++++ Extracted material

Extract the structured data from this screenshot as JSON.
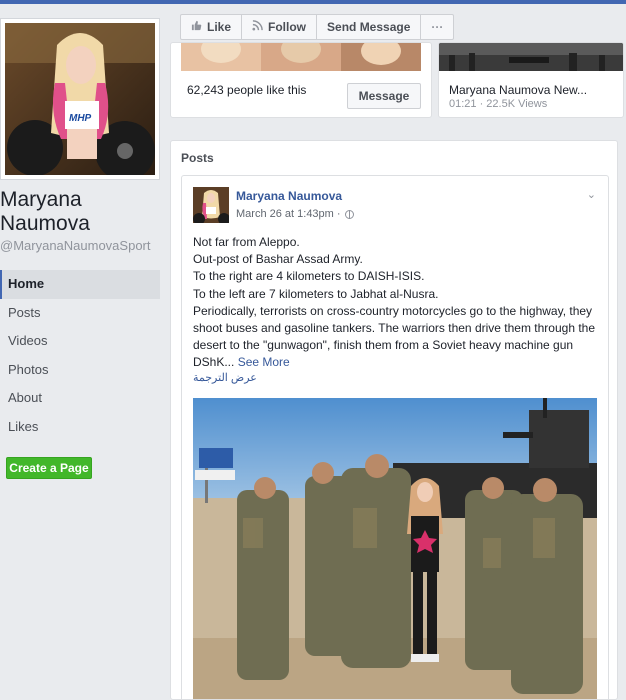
{
  "sidebar": {
    "page_name": "Maryana Naumova",
    "handle": "@MaryanaNaumovaSport",
    "nav": [
      {
        "label": "Home",
        "active": true
      },
      {
        "label": "Posts"
      },
      {
        "label": "Videos"
      },
      {
        "label": "Photos"
      },
      {
        "label": "About"
      },
      {
        "label": "Likes"
      }
    ],
    "create_page_label": "Create a Page"
  },
  "actions": {
    "like_label": "Like",
    "like_icon": "thumbs-up-icon",
    "follow_label": "Follow",
    "follow_icon": "rss-icon",
    "send_message_label": "Send Message",
    "more_label": "···"
  },
  "likes_card": {
    "text": "62,243 people like this",
    "message_label": "Message"
  },
  "video_card": {
    "title": "Maryana Naumova New...",
    "meta": "01:21 · 22.5K Views"
  },
  "posts": {
    "heading": "Posts",
    "post": {
      "author": "Maryana Naumova",
      "date": "March 26 at 1:43pm ·",
      "lines": [
        "Not far from Aleppo.",
        "Out-post of Bashar Assad Army.",
        "To the right are 4 kilometers to DAISH-ISIS.",
        "To the left are 7 kilometers to Jabhat al-Nusra.",
        "Periodically, terrorists on cross-country motorcycles go to the highway, they shoot buses and gasoline tankers. The warriors then drive them through the desert to the \"gunwagon\", finish them from a Soviet heavy machine gun DShK..."
      ],
      "see_more": "See More",
      "translate": "عرض الترجمة"
    }
  },
  "colors": {
    "brand": "#4267b2",
    "link": "#365899",
    "create_btn": "#42b72a"
  }
}
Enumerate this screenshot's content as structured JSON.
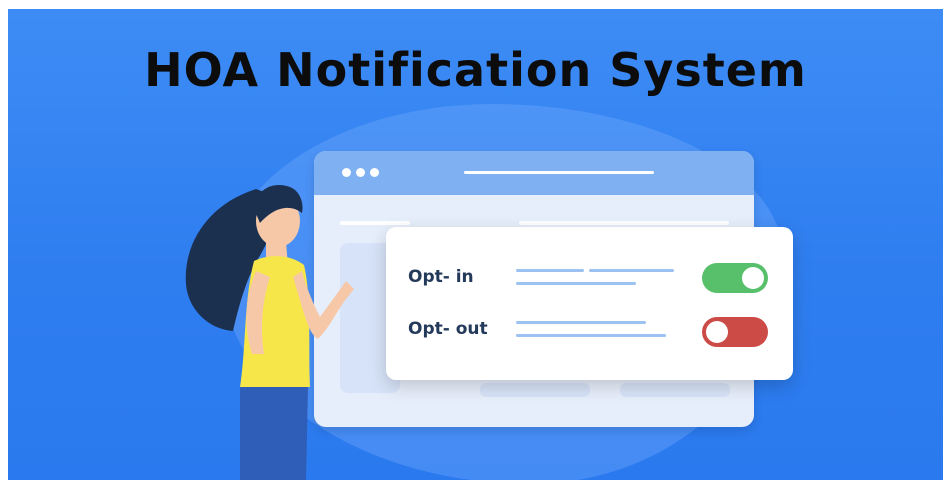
{
  "title": "HOA Notification System",
  "options": [
    {
      "label": "Opt- in",
      "state": "on",
      "color": "#58c06a"
    },
    {
      "label": "Opt- out",
      "state": "off",
      "color": "#cc4b47"
    }
  ],
  "colors": {
    "background": "#3385f2",
    "browser_bar": "#7fb1f2",
    "shirt": "#f7e64a",
    "hair": "#1b2f4f",
    "pants": "#2f5eb8"
  }
}
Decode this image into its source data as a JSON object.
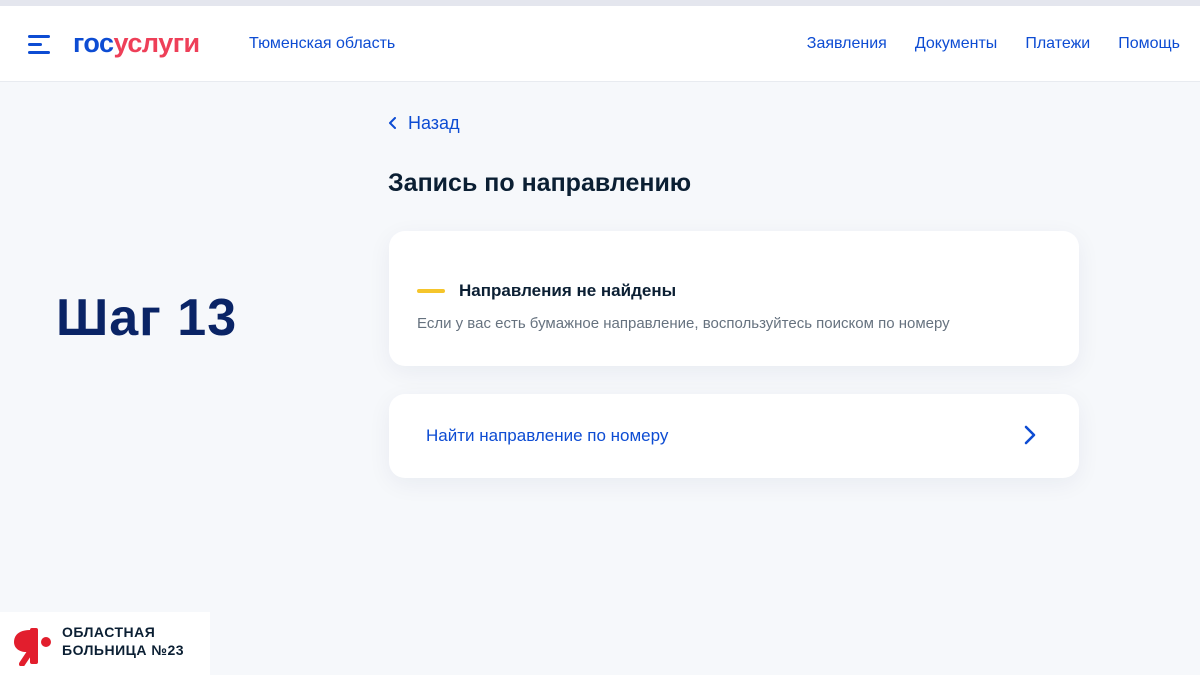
{
  "header": {
    "logo_part1": "гос",
    "logo_part2": "услуги",
    "region": "Тюменская область",
    "nav": [
      "Заявления",
      "Документы",
      "Платежи",
      "Помощь"
    ]
  },
  "overlay": {
    "step": "Шаг 13"
  },
  "main": {
    "back_label": "Назад",
    "title": "Запись по направлению",
    "notice_title": "Направления не найдены",
    "notice_text": "Если у вас есть бумажное направление, воспользуйтесь поиском по номеру",
    "search_link": "Найти направление по номеру"
  },
  "badge": {
    "line1": "ОБЛАСТНАЯ",
    "line2": "БОЛЬНИЦА №23"
  },
  "icons": {
    "menu": "hamburger-menu-icon",
    "back": "chevron-left-icon",
    "warning": "warning-bar-icon",
    "forward": "chevron-right-icon",
    "hospital_logo": "hospital-logo-icon"
  },
  "colors": {
    "accent": "#0d4cd3",
    "logo_red": "#ee3f58",
    "warning": "#f5c52b",
    "step_text": "#0a2466",
    "hospital_red": "#e21e2d"
  }
}
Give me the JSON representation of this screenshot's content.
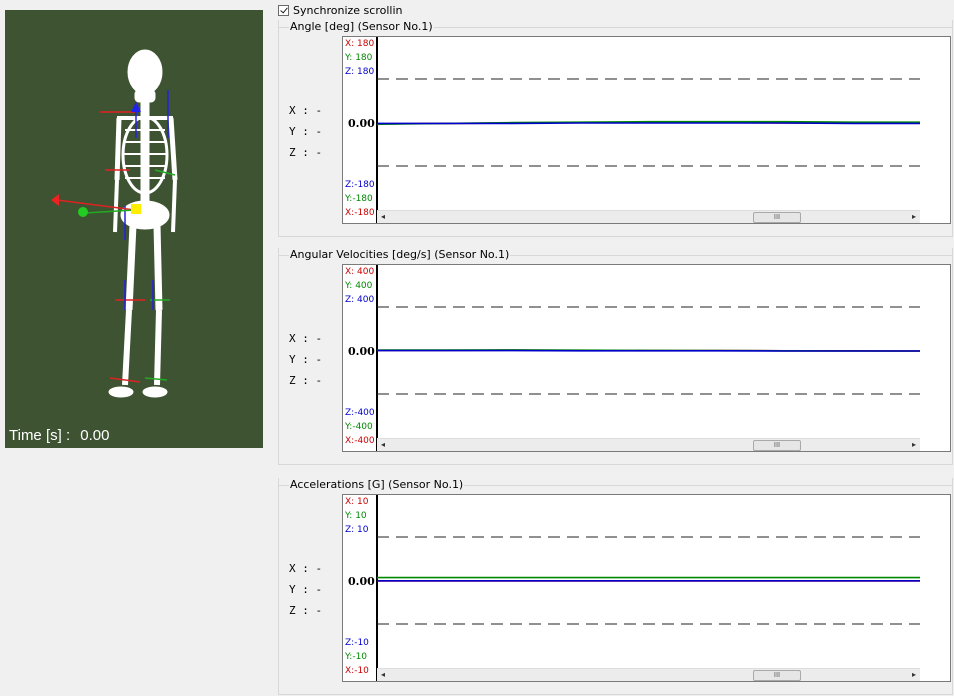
{
  "viewport": {
    "background": "#3e5331",
    "time_label": "Time [s] :",
    "time_value": "0.00"
  },
  "sync": {
    "label": "Synchronize scrollin",
    "checked": true
  },
  "panels": [
    {
      "title": "Angle [deg] (Sensor No.1)",
      "readout": {
        "x": "X : -",
        "y": "Y : -",
        "z": "Z : -"
      },
      "top_labels": {
        "x": "X: 180",
        "y": "Y: 180",
        "z": "Z: 180"
      },
      "bottom_labels": {
        "z": "Z:-180",
        "y": "Y:-180",
        "x": "X:-180"
      },
      "zero_label": "0.00",
      "chart_data": {
        "type": "line",
        "ylim": [
          -180,
          180
        ],
        "series": [
          {
            "name": "X",
            "color": "#cc0000",
            "values": [
              -2,
              -1,
              0,
              1,
              1,
              1,
              0,
              0,
              0
            ]
          },
          {
            "name": "Y",
            "color": "#008800",
            "values": [
              -3,
              -1,
              1,
              2,
              3,
              3,
              3,
              2,
              2
            ]
          },
          {
            "name": "Z",
            "color": "#0000cc",
            "values": [
              -1,
              -1,
              -1,
              0,
              0,
              0,
              0,
              -1,
              -1
            ]
          }
        ]
      }
    },
    {
      "title": "Angular Velocities [deg/s] (Sensor No.1)",
      "readout": {
        "x": "X : -",
        "y": "Y : -",
        "z": "Z : -"
      },
      "top_labels": {
        "x": "X: 400",
        "y": "Y: 400",
        "z": "Z: 400"
      },
      "bottom_labels": {
        "z": "Z:-400",
        "y": "Y:-400",
        "x": "X:-400"
      },
      "zero_label": "0.00",
      "chart_data": {
        "type": "line",
        "ylim": [
          -400,
          400
        ],
        "series": [
          {
            "name": "X",
            "color": "#cc0000",
            "values": [
              3,
              3,
              4,
              3,
              2,
              2,
              1,
              1,
              0
            ]
          },
          {
            "name": "Y",
            "color": "#008800",
            "values": [
              5,
              5,
              6,
              4,
              3,
              2,
              1,
              0,
              0
            ]
          },
          {
            "name": "Z",
            "color": "#0000cc",
            "values": [
              2,
              2,
              2,
              1,
              1,
              1,
              0,
              0,
              0
            ]
          }
        ]
      }
    },
    {
      "title": "Accelerations  [G] (Sensor No.1)",
      "readout": {
        "x": "X : -",
        "y": "Y : -",
        "z": "Z : -"
      },
      "top_labels": {
        "x": "X: 10",
        "y": "Y: 10",
        "z": "Z: 10"
      },
      "bottom_labels": {
        "z": "Z:-10",
        "y": "Y:-10",
        "x": "X:-10"
      },
      "zero_label": "0.00",
      "chart_data": {
        "type": "line",
        "ylim": [
          -10,
          10
        ],
        "series": [
          {
            "name": "X",
            "color": "#cc0000",
            "values": [
              0,
              0,
              0,
              0,
              0,
              0,
              0,
              0,
              0
            ]
          },
          {
            "name": "Y",
            "color": "#008800",
            "values": [
              0.45,
              0.45,
              0.45,
              0.45,
              0.45,
              0.45,
              0.45,
              0.45,
              0.45
            ]
          },
          {
            "name": "Z",
            "color": "#0000cc",
            "values": [
              0.02,
              0.02,
              0.02,
              0.02,
              0.02,
              0.02,
              0.02,
              0.02,
              0.02
            ]
          }
        ]
      }
    }
  ],
  "scrollbar": {
    "thumb": "III"
  }
}
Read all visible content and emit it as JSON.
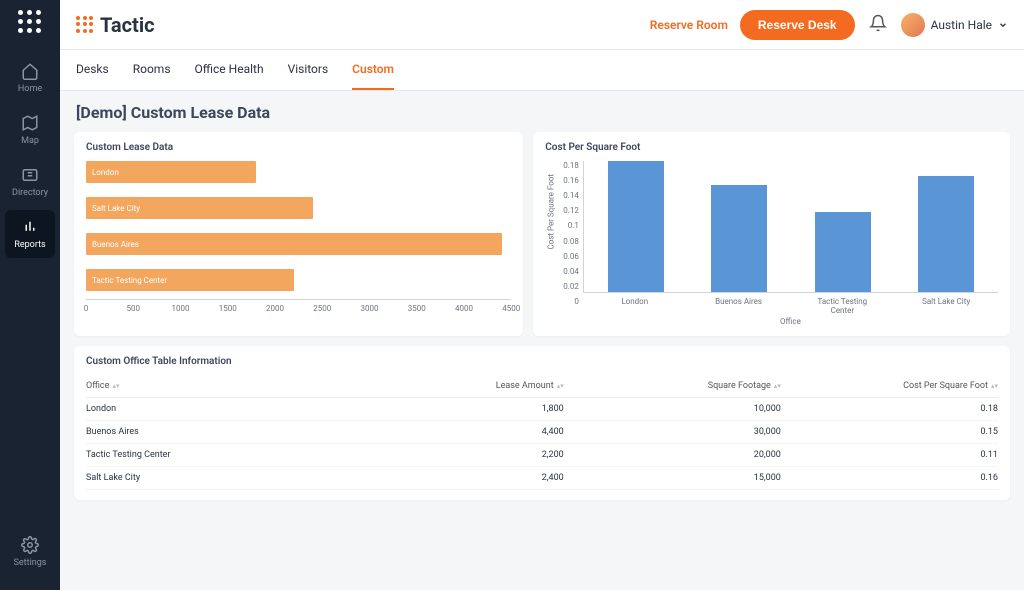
{
  "brand": "Tactic",
  "topbar": {
    "reserve_room": "Reserve Room",
    "reserve_desk": "Reserve Desk",
    "user_name": "Austin Hale"
  },
  "sidebar": {
    "items": [
      {
        "label": "Home"
      },
      {
        "label": "Map"
      },
      {
        "label": "Directory"
      },
      {
        "label": "Reports"
      }
    ],
    "settings_label": "Settings"
  },
  "tabs": [
    {
      "label": "Desks"
    },
    {
      "label": "Rooms"
    },
    {
      "label": "Office Health"
    },
    {
      "label": "Visitors"
    },
    {
      "label": "Custom"
    }
  ],
  "page_title": "[Demo] Custom Lease Data",
  "card_left_title": "Custom Lease Data",
  "card_right_title": "Cost Per Square Foot",
  "chart_data": [
    {
      "type": "bar",
      "orientation": "horizontal",
      "title": "Custom Lease Data",
      "categories": [
        "London",
        "Salt Lake City",
        "Buenos Aires",
        "Tactic Testing Center"
      ],
      "values": [
        1800,
        2400,
        4400,
        2200
      ],
      "xlim": [
        0,
        4500
      ],
      "xticks": [
        0,
        500,
        1000,
        1500,
        2000,
        2500,
        3000,
        3500,
        4000,
        4500
      ]
    },
    {
      "type": "bar",
      "orientation": "vertical",
      "title": "Cost Per Square Foot",
      "xlabel": "Office",
      "ylabel": "Cost Per Square Foot",
      "categories": [
        "London",
        "Buenos Aires",
        "Tactic Testing Center",
        "Salt Lake City"
      ],
      "values": [
        0.18,
        0.147,
        0.11,
        0.16
      ],
      "ylim": [
        0,
        0.18
      ],
      "yticks": [
        0,
        0.02,
        0.04,
        0.06,
        0.08,
        0.1,
        0.12,
        0.14,
        0.16,
        0.18
      ]
    }
  ],
  "table": {
    "title": "Custom Office Table Information",
    "columns": [
      "Office",
      "Lease Amount",
      "Square Footage",
      "Cost Per Square Foot"
    ],
    "rows": [
      {
        "office": "London",
        "lease": "1,800",
        "sqft": "10,000",
        "cpsf": "0.18"
      },
      {
        "office": "Buenos Aires",
        "lease": "4,400",
        "sqft": "30,000",
        "cpsf": "0.15"
      },
      {
        "office": "Tactic Testing Center",
        "lease": "2,200",
        "sqft": "20,000",
        "cpsf": "0.11"
      },
      {
        "office": "Salt Lake City",
        "lease": "2,400",
        "sqft": "15,000",
        "cpsf": "0.16"
      }
    ]
  }
}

++++++++

What the task requires: Locate all lines in the listing above with the word "номеру". Copy them.

Written reply:
    "notice_text": "Если у вас есть бумажное направление, воспользуйтесь поиском по номеру",
    "search_link": "Найти направление по номеру"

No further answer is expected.